Show every line of the records below that contains the word "from".

═══ DATA EXTRACT ═══

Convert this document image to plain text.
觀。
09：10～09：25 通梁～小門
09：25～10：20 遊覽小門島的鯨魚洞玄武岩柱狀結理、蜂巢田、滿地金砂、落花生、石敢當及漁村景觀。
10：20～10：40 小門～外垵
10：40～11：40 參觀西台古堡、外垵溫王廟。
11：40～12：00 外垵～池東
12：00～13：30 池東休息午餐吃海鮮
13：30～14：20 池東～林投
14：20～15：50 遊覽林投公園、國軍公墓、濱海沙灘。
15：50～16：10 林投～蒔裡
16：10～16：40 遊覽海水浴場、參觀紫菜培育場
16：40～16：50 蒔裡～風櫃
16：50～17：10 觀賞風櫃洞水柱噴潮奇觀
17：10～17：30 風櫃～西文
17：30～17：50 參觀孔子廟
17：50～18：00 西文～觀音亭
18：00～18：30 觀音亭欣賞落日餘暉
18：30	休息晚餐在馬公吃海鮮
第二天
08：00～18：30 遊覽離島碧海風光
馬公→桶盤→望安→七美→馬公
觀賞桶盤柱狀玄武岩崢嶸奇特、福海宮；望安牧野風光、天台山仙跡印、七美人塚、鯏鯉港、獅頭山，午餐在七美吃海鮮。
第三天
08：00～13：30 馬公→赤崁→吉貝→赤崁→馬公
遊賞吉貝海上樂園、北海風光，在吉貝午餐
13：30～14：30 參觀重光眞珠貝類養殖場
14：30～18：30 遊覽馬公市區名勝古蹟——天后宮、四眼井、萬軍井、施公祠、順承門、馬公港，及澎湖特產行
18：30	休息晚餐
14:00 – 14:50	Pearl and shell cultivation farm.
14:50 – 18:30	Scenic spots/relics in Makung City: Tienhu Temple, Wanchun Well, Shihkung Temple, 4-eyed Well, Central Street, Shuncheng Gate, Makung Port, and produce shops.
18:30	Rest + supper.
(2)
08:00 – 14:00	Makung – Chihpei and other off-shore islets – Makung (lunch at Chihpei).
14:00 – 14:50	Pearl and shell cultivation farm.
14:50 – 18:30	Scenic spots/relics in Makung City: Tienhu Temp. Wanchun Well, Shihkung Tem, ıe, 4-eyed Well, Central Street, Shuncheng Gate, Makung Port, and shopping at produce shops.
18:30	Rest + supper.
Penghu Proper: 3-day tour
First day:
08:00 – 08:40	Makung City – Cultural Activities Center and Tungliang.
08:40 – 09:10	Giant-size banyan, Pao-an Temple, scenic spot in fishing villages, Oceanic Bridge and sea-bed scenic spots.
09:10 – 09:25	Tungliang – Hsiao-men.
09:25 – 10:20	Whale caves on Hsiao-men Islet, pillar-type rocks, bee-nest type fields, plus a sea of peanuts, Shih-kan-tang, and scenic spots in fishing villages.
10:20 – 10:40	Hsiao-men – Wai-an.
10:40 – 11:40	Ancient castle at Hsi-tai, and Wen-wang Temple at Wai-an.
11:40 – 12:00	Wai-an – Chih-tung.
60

═══
═══ DATA EXTRACT ═══

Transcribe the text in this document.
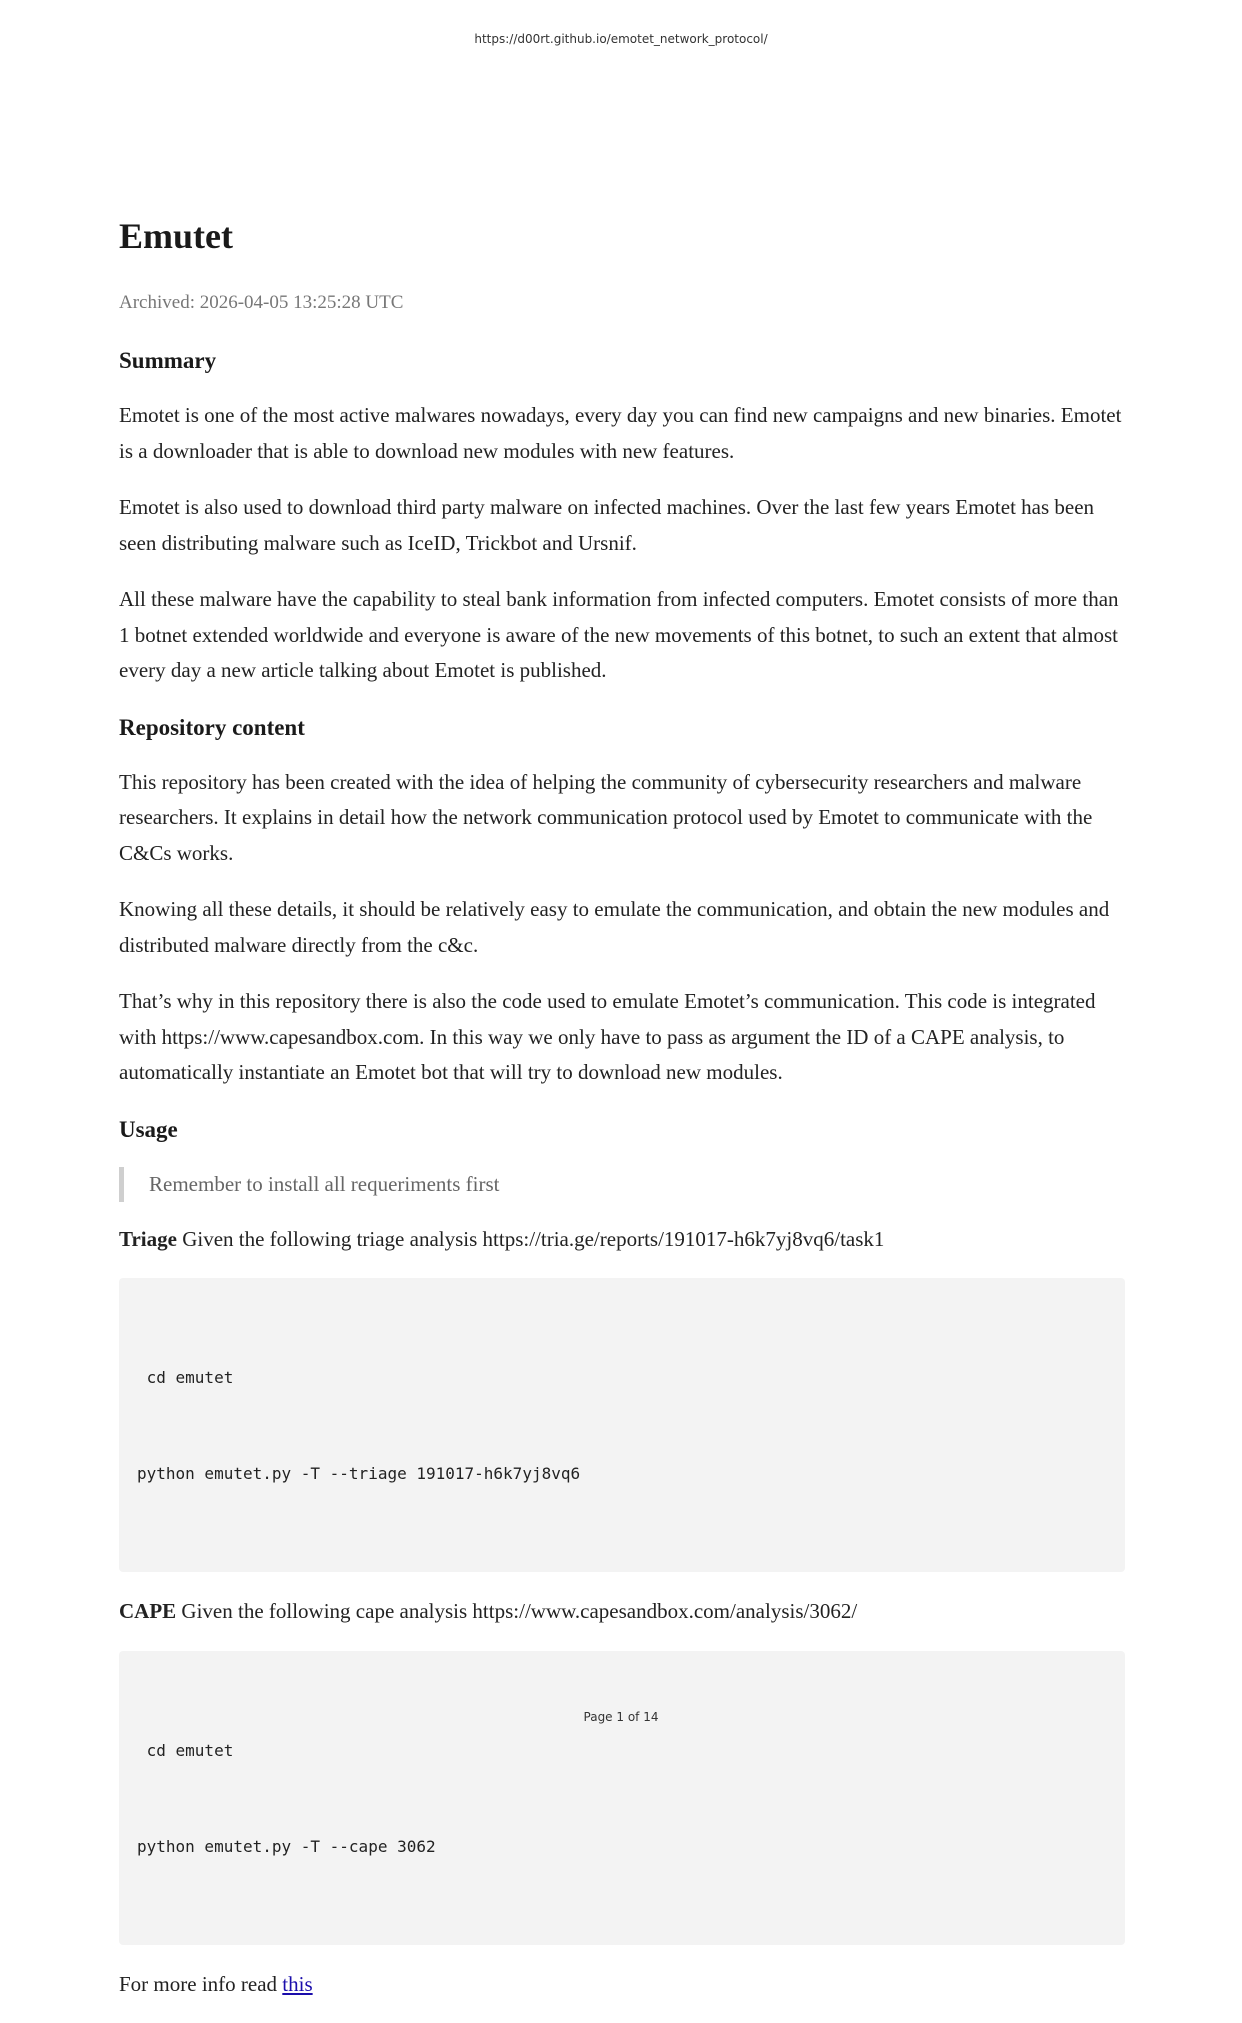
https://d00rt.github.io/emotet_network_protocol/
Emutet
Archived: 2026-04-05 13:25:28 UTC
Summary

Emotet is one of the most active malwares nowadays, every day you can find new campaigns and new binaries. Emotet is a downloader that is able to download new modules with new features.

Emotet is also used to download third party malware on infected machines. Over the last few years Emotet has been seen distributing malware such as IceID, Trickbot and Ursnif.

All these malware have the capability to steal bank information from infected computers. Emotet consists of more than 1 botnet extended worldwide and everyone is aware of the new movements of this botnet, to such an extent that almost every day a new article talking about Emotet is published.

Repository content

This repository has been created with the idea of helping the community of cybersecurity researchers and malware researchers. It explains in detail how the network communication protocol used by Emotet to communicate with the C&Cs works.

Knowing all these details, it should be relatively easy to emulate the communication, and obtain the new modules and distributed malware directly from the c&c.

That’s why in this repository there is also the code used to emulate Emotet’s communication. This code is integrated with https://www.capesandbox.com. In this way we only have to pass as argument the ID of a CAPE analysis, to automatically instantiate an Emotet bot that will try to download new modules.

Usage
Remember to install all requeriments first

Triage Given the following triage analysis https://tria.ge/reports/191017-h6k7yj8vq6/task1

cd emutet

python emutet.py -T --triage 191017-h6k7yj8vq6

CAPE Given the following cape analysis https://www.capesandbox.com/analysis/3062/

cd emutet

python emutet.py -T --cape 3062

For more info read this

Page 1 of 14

═══

__FULL SOLUTION__.
All these malware have the capability to steal bank information from infected computers. Emotet consists of more than 1 botnet extended worldwide and everyone is aware of the new movements of this botnet, to such an extent that almost every day a new article talking about Emotet is published.
Knowing all these details, it should be relatively easy to emulate the communication, and obtain the new modules and distributed malware directly from the c&c.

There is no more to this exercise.